Problem details:
Gather up the lines with the word "response" in them.

Records provided:
····················
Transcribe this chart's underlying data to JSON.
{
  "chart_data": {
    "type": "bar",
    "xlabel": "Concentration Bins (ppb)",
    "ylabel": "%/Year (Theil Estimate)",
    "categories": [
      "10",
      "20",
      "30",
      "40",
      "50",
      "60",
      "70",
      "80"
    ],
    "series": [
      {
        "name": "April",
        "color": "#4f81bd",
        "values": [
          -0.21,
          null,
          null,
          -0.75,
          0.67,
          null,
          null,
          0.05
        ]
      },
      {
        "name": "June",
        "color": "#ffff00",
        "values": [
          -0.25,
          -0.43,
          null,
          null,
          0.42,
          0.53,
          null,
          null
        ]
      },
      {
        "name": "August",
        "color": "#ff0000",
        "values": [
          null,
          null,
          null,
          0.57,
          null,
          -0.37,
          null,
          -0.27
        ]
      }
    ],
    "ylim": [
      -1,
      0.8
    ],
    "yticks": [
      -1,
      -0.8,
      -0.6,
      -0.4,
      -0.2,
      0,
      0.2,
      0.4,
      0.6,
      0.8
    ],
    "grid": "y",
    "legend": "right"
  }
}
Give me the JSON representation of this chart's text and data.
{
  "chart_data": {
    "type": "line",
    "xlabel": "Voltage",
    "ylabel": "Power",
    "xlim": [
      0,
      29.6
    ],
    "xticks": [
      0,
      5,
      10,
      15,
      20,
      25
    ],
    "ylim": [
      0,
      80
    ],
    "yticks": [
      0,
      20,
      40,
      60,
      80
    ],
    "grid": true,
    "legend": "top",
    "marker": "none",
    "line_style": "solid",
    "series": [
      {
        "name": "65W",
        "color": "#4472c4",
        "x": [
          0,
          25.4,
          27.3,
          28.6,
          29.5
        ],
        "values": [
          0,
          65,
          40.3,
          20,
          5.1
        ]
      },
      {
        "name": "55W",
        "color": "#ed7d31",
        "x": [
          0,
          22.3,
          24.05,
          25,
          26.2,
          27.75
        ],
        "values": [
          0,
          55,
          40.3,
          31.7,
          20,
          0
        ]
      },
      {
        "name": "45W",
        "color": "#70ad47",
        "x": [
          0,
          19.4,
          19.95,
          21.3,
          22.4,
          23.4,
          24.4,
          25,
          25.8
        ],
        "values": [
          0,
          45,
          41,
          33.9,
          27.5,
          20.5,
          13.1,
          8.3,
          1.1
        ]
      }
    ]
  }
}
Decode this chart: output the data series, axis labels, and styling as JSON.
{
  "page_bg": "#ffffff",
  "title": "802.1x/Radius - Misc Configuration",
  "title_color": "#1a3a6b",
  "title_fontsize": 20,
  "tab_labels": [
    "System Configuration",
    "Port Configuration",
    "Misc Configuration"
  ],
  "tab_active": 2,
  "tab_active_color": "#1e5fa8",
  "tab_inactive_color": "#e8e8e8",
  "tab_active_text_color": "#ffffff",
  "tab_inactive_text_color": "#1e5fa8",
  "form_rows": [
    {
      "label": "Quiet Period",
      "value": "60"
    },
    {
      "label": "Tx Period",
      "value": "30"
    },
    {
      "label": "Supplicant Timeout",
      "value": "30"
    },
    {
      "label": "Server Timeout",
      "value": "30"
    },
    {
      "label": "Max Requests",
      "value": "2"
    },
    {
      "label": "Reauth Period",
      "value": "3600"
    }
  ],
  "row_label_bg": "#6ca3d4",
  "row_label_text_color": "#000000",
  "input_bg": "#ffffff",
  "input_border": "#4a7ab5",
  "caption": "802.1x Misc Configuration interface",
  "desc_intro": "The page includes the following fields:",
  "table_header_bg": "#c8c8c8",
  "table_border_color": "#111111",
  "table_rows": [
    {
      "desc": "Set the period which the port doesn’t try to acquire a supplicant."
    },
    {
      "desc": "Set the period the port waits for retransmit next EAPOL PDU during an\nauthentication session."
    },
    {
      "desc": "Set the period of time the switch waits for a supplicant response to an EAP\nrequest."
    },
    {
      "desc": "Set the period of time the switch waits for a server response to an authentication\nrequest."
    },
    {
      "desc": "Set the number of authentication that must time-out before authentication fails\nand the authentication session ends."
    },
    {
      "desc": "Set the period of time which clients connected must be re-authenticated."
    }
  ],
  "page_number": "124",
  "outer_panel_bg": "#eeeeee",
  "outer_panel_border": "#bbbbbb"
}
····················
Solution to this problem:
      "desc": "Set the period of time the switch waits for a supplicant response to an EAP\nrequest."
      "desc": "Set the period of time the switch waits for a server response to an authentication\nrequest."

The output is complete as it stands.